__RECORDS FOR THE TASK__:
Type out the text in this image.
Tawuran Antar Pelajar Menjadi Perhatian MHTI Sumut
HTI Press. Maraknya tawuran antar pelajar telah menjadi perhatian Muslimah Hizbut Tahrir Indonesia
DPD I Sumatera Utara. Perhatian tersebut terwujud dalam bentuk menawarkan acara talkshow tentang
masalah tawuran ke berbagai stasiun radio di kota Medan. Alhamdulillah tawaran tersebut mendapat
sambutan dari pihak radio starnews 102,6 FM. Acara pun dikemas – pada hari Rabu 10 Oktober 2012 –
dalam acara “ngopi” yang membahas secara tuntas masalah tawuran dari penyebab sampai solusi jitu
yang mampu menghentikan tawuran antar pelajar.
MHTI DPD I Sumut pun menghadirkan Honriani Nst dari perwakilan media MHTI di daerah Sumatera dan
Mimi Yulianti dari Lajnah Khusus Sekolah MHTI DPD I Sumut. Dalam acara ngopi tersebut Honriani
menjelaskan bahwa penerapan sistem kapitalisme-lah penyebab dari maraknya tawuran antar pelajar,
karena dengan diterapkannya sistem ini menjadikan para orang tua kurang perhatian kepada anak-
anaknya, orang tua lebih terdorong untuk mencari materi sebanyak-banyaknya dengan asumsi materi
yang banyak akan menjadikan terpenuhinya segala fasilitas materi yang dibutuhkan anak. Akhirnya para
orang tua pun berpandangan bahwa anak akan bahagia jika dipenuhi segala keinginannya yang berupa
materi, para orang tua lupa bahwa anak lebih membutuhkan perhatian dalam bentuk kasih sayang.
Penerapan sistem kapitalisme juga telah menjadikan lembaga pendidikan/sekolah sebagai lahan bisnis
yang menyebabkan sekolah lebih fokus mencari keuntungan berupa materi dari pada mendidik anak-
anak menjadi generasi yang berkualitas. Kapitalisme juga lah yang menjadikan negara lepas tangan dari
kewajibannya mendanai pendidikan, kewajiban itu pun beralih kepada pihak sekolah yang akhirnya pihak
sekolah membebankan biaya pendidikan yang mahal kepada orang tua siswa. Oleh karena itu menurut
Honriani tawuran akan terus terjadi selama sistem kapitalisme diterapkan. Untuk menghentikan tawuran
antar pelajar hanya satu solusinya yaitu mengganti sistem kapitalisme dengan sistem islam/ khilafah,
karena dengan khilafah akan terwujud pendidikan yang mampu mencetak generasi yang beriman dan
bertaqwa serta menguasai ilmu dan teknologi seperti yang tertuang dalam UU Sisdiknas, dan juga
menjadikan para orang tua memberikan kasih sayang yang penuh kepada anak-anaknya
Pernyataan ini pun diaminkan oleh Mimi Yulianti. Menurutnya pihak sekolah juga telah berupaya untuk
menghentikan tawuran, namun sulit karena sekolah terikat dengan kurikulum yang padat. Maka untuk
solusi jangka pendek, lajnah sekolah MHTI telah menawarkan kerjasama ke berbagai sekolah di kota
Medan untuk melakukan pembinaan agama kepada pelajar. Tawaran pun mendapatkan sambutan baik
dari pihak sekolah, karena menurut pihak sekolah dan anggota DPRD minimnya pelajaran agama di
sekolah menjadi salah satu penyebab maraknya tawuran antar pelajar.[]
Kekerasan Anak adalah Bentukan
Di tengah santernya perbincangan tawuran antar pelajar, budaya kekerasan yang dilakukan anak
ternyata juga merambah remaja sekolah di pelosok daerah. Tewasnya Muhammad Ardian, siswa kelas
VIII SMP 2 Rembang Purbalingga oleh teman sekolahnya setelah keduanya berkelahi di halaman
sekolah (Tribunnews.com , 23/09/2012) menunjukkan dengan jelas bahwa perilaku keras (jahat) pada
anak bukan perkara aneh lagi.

__WHAT YOU ARE ASKED TO DO__: Looking at the records above, report how many lines contain the word "radio". Answer with the number only.

__ANSWER TO THE TASK__: 2